● **GOAL**
Set down each entry from the block beneath, exactly as written.

● **DATASET CONTENT**
-- BEGIN --

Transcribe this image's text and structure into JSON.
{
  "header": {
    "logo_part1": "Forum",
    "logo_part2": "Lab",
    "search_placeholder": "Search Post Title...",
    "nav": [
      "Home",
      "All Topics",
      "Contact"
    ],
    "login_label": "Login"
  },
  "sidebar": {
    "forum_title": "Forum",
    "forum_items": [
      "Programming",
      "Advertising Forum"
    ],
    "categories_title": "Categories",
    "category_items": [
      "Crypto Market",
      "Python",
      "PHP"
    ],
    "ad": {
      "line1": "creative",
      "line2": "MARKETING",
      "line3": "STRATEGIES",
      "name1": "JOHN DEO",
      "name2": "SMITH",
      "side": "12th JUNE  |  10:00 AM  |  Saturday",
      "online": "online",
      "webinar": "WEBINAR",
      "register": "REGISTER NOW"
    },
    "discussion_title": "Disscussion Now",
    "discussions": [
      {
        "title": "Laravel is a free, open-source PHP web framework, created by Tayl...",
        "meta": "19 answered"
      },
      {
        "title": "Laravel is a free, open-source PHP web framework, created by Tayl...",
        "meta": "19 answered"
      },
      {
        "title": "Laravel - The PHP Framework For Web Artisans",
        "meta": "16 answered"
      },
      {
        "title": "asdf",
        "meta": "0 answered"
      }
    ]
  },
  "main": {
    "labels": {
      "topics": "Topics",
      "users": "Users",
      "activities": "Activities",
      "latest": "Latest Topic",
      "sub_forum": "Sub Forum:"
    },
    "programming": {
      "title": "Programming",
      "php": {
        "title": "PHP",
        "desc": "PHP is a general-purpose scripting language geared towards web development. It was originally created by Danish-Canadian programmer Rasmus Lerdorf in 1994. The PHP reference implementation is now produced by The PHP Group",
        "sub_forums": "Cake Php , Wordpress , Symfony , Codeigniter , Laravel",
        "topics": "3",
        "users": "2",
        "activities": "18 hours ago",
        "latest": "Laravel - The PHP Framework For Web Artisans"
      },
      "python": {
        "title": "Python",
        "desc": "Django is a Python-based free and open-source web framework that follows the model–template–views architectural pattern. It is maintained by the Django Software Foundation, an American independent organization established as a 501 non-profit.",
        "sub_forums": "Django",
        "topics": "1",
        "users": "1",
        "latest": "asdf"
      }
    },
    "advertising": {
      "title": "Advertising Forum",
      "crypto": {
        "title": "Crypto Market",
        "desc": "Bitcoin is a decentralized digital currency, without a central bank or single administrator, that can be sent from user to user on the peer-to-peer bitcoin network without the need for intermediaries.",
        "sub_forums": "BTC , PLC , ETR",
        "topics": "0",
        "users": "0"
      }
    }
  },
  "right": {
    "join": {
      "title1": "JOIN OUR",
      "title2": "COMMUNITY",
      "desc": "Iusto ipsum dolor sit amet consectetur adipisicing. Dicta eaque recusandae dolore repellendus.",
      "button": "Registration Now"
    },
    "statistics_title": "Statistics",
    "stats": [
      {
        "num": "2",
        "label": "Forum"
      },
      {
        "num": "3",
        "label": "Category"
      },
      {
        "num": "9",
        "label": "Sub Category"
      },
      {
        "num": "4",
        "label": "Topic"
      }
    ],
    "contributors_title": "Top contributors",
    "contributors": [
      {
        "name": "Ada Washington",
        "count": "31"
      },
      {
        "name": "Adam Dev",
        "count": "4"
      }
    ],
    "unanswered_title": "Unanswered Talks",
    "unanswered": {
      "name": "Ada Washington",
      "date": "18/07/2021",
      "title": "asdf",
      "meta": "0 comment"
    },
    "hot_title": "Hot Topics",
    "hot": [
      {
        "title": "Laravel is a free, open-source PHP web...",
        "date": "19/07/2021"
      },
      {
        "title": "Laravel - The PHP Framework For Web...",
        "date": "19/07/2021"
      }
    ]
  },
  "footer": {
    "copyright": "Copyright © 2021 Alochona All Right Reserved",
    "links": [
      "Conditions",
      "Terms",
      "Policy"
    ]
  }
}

-- END --

● **RIGHT ANSWER**
Transcribe this image's text and structure into JSON.
{
  "header": {
    "logo_part1": "Forum",
    "logo_part2": "Lab",
    "search_placeholder": "Search Post Title...",
    "nav": [
      "Home",
      "All Topics",
      "Contact"
    ],
    "login_label": "Login"
  },
  "sidebar": {
    "forum_title": "Forum",
    "forum_items": [
      "Programming",
      "Advertising Forum"
    ],
    "categories_title": "Categories",
    "category_items": [
      "Crypto Market",
      "Python",
      "PHP"
    ],
    "ad": {
      "line1": "creative",
      "line2": "MARKETING",
      "line3": "STRATEGIES",
      "name1": "JOHN DEO",
      "name2": "SMITH",
      "side": "12th JUNE  |  10:00 AM  |  Saturday",
      "online": "online",
      "webinar": "WEBINAR",
      "register": "REGISTER NOW"
    },
    "discussion_title": "Disscussion Now",
    "discussions": [
      {
        "title": "Laravel is a free, open-source PHP web framework, created by Tayl...",
        "meta": "19 answered"
      },
      {
        "title": "Laravel is a free, open-source PHP web framework, created by Tayl...",
        "meta": "19 answered"
      },
      {
        "title": "Laravel - The PHP Framework For Web Artisans",
        "meta": "16 answered"
      },
      {
        "title": "asdf",
        "meta": "0 answered"
      }
    ]
  },
  "main": {
    "labels": {
      "topics": "Topics",
      "users": "Users",
      "activities": "Activities",
      "latest": "Latest Topic",
      "sub_forum": "Sub Forum:"
    },
    "programming": {
      "title": "Programming",
      "php": {
        "title": "PHP",
        "desc": "PHP is a general-purpose scripting language geared towards web development. It was originally created by Danish-Canadian programmer Rasmus Lerdorf in 1994. The PHP reference implementation is now produced by The PHP Group",
        "sub_forums": "Cake Php , Wordpress , Symfony , Codeigniter , Laravel",
        "topics": "3",
        "users": "2",
        "activities": "18 hours ago",
        "latest": "Laravel - The PHP Framework For Web Artisans"
      },
      "python": {
        "title": "Python",
        "desc": "Django is a Python-based free and open-source web framework that follows the model–template–views architectural pattern. It is maintained by the Django Software Foundation, an American independent organization established as a 501 non-profit.",
        "sub_forums": "Django",
        "topics": "1",
        "users": "1",
        "latest": "asdf"
      }
    },
    "advertising": {
      "title": "Advertising Forum",
      "crypto": {
        "title": "Crypto Market",
        "desc": "Bitcoin is a decentralized digital currency, without a central bank or single administrator, that can be sent from user to user on the peer-to-peer bitcoin network without the need for intermediaries.",
        "sub_forums": "BTC , PLC , ETR",
        "topics": "0",
        "users": "0"
      }
    }
  },
  "right": {
    "join": {
      "title1": "JOIN OUR",
      "title2": "COMMUNITY",
      "desc": "Iusto ipsum dolor sit amet consectetur adipisicing. Dicta eaque recusandae dolore repellendus.",
      "button": "Registration Now"
    },
    "statistics_title": "Statistics",
    "stats": [
      {
        "num": "2",
        "label": "Forum"
      },
      {
        "num": "3",
        "label": "Category"
      },
      {
        "num": "9",
        "label": "Sub Category"
      },
      {
        "num": "4",
        "label": "Topic"
      }
    ],
    "contributors_title": "Top contributors",
    "contributors": [
      {
        "name": "Ada Washington",
        "count": "31"
      },
      {
        "name": "Adam Dev",
        "count": "4"
      }
    ],
    "unanswered_title": "Unanswered Talks",
    "unanswered": {
      "name": "Ada Washington",
      "date": "18/07/2021",
      "title": "asdf",
      "meta": "0 comment"
    },
    "hot_title": "Hot Topics",
    "hot": [
      {
        "title": "Laravel is a free, open-source PHP web...",
        "date": "19/07/2021"
      },
      {
        "title": "Laravel - The PHP Framework For Web...",
        "date": "19/07/2021"
      }
    ]
  },
  "footer": {
    "copyright": "Copyright © 2021 Alochona All Right Reserved",
    "links": [
      "Conditions",
      "Terms",
      "Policy"
    ]
  }
}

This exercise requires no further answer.